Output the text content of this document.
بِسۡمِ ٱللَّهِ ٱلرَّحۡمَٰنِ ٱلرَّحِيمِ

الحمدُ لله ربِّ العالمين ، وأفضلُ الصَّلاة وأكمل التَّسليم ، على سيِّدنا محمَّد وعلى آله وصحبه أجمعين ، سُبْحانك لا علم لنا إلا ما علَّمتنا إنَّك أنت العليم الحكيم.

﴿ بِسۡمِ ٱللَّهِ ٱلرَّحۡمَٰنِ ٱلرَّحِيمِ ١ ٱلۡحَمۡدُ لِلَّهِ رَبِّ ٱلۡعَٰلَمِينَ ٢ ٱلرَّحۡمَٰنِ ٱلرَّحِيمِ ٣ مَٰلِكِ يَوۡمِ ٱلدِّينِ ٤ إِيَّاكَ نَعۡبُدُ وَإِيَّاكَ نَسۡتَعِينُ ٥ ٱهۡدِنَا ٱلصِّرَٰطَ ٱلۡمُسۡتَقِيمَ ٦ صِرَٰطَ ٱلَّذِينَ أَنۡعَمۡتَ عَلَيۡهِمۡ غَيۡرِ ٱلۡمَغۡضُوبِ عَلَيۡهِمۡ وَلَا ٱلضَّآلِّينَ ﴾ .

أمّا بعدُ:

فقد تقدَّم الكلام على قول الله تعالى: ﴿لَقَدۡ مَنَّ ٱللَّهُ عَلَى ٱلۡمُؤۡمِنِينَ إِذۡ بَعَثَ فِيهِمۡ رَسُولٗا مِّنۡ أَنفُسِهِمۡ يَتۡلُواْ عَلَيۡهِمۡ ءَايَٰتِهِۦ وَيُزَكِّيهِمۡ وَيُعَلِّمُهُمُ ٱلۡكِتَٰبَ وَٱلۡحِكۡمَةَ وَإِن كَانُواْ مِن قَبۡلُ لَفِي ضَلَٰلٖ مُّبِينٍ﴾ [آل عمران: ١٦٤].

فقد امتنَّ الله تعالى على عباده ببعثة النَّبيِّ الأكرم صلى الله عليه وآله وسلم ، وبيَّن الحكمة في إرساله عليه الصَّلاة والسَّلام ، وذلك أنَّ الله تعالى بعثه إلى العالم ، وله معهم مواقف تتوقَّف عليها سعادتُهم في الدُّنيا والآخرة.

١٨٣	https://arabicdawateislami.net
● ● ●
**What the task requires:** Can you reproduce all the material exactly?

**Solved exercise:**
Output the text content of this document.
بِسۡمِ ٱللَّهِ ٱلرَّحۡمَٰنِ ٱلرَّحِيمِ

الحمدُ لله ربِّ العالمين ، وأفضلُ الصَّلاة وأكمل التَّسليم ، على سيِّدنا محمَّد وعلى آله وصحبه أجمعين ، سُبْحانك لا علم لنا إلا ما علَّمتنا إنَّك أنت العليم الحكيم.

﴿ بِسۡمِ ٱللَّهِ ٱلرَّحۡمَٰنِ ٱلرَّحِيمِ ١ ٱلۡحَمۡدُ لِلَّهِ رَبِّ ٱلۡعَٰلَمِينَ ٢ ٱلرَّحۡمَٰنِ ٱلرَّحِيمِ ٣ مَٰلِكِ يَوۡمِ ٱلدِّينِ ٤ إِيَّاكَ نَعۡبُدُ وَإِيَّاكَ نَسۡتَعِينُ ٥ ٱهۡدِنَا ٱلصِّرَٰطَ ٱلۡمُسۡتَقِيمَ ٦ صِرَٰطَ ٱلَّذِينَ أَنۡعَمۡتَ عَلَيۡهِمۡ غَيۡرِ ٱلۡمَغۡضُوبِ عَلَيۡهِمۡ وَلَا ٱلضَّآلِّينَ ﴾ .

أمّا بعدُ:

فقد تقدَّم الكلام على قول الله تعالى: ﴿لَقَدۡ مَنَّ ٱللَّهُ عَلَى ٱلۡمُؤۡمِنِينَ إِذۡ بَعَثَ فِيهِمۡ رَسُولٗا مِّنۡ أَنفُسِهِمۡ يَتۡلُواْ عَلَيۡهِمۡ ءَايَٰتِهِۦ وَيُزَكِّيهِمۡ وَيُعَلِّمُهُمُ ٱلۡكِتَٰبَ وَٱلۡحِكۡمَةَ وَإِن كَانُواْ مِن قَبۡلُ لَفِي ضَلَٰلٖ مُّبِينٍ﴾ [آل عمران: ١٦٤].

فقد امتنَّ الله تعالى على عباده ببعثة النَّبيِّ الأكرم صلى الله عليه وآله وسلم ، وبيَّن الحكمة في إرساله عليه الصَّلاة والسَّلام ، وذلك أنَّ الله تعالى بعثه إلى العالم ، وله معهم مواقف تتوقَّف عليها سعادتُهم في الدُّنيا والآخرة.

١٨٣	https://arabicdawateislami.net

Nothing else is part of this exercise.